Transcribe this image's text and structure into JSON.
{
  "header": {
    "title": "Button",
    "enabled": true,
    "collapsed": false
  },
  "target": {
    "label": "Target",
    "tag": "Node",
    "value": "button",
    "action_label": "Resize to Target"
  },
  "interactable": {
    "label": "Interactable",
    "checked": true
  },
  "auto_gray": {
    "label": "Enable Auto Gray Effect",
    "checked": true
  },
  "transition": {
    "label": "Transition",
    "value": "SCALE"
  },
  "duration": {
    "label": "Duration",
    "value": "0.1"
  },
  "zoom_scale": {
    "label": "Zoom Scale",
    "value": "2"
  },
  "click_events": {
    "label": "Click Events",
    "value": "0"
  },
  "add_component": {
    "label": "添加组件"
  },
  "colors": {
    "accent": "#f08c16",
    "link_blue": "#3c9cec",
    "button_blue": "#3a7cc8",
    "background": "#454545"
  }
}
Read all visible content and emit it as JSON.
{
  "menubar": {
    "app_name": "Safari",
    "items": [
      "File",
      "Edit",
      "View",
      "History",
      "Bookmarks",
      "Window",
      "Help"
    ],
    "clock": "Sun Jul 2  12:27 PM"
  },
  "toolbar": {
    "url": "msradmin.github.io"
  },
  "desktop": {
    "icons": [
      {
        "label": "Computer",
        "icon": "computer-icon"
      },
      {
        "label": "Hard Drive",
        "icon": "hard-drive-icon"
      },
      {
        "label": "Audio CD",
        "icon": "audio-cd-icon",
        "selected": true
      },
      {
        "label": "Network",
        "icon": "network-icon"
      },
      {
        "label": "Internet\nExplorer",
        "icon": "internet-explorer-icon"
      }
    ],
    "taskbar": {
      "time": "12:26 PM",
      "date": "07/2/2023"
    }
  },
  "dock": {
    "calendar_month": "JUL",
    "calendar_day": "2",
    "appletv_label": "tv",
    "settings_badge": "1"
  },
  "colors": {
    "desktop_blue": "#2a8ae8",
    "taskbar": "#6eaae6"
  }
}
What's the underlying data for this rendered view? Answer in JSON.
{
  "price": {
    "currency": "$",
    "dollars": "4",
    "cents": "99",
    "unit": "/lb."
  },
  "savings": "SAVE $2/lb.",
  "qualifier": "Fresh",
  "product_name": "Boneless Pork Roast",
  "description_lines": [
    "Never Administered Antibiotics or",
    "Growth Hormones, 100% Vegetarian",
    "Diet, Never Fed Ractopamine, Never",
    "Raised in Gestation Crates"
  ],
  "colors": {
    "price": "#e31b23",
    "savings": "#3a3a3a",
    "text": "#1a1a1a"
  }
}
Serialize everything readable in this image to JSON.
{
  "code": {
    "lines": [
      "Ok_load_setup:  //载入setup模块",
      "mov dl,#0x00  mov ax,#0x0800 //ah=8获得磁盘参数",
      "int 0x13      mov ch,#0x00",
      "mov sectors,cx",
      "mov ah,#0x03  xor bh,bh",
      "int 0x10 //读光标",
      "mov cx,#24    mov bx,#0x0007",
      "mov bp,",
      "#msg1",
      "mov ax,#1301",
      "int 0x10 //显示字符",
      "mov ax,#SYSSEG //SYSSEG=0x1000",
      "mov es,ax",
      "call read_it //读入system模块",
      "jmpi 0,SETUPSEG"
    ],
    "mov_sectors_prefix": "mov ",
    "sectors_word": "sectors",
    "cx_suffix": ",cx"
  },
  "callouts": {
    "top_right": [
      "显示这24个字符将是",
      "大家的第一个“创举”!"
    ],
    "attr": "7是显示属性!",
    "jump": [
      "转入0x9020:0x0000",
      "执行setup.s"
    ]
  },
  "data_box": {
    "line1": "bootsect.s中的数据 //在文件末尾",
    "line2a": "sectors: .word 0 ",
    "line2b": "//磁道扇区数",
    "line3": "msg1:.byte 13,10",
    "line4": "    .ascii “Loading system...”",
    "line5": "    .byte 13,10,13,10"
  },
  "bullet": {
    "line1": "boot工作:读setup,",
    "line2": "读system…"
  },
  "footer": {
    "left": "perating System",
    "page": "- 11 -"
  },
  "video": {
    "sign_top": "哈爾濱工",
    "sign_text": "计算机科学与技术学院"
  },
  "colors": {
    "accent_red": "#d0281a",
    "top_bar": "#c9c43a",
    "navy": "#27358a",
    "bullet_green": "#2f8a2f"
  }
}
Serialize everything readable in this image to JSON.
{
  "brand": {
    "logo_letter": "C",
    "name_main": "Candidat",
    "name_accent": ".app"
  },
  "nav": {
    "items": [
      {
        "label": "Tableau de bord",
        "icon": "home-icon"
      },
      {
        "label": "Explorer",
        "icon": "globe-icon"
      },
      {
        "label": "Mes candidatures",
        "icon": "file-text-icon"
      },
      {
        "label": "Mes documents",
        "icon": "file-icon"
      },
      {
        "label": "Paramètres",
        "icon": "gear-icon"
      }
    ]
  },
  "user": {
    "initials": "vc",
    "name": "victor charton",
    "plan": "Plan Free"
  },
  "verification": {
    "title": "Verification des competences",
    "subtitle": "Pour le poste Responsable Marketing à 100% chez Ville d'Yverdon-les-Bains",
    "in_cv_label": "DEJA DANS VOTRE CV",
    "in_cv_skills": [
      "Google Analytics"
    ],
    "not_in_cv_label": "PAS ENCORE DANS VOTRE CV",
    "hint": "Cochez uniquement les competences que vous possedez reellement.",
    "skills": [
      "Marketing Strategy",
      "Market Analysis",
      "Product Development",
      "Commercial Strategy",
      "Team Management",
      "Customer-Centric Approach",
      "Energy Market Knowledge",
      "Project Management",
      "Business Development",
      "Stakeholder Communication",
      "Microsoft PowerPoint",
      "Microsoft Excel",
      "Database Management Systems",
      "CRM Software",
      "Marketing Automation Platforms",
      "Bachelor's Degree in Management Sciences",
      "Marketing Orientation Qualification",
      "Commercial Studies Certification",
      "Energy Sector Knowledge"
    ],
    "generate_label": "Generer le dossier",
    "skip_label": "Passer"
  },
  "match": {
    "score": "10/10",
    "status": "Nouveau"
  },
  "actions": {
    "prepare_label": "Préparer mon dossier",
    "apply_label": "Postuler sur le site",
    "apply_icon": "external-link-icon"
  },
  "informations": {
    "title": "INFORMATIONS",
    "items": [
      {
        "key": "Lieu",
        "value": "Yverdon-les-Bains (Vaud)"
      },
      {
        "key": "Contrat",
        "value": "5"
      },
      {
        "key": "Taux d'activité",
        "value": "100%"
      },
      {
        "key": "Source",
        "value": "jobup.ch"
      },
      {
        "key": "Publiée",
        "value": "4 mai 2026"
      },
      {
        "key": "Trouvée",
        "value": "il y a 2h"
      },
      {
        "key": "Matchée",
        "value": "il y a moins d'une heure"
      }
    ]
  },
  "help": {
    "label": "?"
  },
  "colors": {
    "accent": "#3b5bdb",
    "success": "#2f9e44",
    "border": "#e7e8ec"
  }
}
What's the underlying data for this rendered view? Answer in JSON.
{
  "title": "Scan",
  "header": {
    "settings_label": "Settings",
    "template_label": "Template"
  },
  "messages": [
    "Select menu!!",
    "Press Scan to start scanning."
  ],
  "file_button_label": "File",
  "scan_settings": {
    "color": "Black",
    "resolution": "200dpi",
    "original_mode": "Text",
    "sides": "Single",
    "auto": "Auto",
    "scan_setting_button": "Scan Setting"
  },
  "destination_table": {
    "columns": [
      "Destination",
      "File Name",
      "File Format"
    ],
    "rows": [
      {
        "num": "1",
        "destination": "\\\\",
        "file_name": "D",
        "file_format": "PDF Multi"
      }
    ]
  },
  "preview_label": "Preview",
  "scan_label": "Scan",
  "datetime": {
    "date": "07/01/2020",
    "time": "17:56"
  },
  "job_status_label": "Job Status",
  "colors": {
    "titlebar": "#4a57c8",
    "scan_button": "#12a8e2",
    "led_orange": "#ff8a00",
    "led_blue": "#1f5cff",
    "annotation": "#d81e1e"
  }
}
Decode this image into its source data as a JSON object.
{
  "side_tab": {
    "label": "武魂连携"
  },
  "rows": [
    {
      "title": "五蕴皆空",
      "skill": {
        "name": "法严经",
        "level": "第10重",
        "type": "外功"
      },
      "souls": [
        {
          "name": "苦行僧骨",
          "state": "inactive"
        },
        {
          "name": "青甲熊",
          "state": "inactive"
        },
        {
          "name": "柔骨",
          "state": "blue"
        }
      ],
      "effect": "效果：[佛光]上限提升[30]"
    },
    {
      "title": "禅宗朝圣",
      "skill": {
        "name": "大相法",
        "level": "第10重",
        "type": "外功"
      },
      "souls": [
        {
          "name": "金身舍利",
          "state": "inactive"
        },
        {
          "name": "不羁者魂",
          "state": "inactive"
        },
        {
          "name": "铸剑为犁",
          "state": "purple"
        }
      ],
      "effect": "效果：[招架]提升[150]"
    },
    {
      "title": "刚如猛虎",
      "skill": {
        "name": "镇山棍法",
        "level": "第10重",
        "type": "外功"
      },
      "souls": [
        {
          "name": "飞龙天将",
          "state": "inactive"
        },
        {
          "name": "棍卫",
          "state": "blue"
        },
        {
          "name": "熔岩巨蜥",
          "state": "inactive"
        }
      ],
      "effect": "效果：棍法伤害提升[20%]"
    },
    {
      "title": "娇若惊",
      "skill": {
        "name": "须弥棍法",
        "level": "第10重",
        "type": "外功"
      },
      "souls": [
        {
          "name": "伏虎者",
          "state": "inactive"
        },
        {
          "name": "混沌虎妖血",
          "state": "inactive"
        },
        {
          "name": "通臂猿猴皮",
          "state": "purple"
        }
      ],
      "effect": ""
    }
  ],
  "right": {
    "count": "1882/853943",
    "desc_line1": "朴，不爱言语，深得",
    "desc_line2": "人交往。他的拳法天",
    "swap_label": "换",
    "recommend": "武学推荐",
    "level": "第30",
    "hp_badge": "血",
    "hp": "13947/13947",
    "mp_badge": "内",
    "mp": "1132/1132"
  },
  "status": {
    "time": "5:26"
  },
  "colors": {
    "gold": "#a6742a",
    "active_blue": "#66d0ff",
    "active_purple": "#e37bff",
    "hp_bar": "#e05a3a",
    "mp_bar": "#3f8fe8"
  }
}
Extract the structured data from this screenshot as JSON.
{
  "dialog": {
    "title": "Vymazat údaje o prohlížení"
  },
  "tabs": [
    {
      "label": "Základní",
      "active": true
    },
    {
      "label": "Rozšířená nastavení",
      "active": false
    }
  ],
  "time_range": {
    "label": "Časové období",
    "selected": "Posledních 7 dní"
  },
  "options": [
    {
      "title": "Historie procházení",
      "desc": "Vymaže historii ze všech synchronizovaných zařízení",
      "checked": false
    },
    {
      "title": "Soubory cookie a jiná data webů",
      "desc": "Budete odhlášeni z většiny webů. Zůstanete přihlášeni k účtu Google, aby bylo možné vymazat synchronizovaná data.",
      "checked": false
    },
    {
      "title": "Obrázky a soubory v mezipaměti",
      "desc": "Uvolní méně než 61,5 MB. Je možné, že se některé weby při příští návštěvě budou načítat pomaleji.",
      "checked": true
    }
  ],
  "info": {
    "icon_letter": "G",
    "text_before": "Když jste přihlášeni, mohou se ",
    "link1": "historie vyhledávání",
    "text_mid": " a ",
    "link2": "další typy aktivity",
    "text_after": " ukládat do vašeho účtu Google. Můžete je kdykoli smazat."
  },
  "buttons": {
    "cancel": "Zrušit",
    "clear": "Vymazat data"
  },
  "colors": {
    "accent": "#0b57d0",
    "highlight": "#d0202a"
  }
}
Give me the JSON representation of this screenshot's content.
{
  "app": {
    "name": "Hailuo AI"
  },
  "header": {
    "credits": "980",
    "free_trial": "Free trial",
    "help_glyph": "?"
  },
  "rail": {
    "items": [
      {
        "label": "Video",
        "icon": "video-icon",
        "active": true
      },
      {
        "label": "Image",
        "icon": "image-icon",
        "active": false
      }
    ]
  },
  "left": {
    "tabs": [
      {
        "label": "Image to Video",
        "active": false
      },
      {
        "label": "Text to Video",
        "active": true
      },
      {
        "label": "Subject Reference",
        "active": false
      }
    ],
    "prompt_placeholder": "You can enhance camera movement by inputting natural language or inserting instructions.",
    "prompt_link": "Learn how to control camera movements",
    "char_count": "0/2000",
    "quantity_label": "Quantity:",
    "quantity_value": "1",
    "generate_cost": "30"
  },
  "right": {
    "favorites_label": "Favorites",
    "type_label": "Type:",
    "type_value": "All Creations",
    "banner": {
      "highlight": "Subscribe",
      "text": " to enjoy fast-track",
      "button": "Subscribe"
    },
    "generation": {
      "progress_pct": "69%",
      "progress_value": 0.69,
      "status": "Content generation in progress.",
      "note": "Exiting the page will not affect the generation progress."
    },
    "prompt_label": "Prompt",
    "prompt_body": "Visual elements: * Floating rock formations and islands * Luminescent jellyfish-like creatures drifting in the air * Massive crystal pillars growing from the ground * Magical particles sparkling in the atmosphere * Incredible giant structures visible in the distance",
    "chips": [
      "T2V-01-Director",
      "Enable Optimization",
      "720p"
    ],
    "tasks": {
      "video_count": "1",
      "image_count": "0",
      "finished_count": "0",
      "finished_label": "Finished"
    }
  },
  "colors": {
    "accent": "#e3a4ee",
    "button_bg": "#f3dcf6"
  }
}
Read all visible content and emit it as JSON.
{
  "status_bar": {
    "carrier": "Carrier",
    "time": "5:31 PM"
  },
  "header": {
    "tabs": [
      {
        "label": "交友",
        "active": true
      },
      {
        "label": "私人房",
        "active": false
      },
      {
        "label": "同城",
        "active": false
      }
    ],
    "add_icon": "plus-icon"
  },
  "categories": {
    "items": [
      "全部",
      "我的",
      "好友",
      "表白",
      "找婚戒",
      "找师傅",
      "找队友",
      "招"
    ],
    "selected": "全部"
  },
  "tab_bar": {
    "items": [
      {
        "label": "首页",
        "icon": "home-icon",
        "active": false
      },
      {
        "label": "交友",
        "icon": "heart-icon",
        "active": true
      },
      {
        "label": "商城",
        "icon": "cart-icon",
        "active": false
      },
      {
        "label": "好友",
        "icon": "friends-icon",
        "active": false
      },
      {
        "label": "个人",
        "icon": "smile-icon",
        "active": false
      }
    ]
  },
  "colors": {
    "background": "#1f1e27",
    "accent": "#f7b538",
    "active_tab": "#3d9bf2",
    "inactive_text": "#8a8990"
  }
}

» Objective
Pick out every line of the listing containing the word "VOTRE", and show those lines.

» Result
    "in_cv_label": "DEJA DANS VOTRE CV",
    "not_in_cv_label": "PAS ENCORE DANS VOTRE CV",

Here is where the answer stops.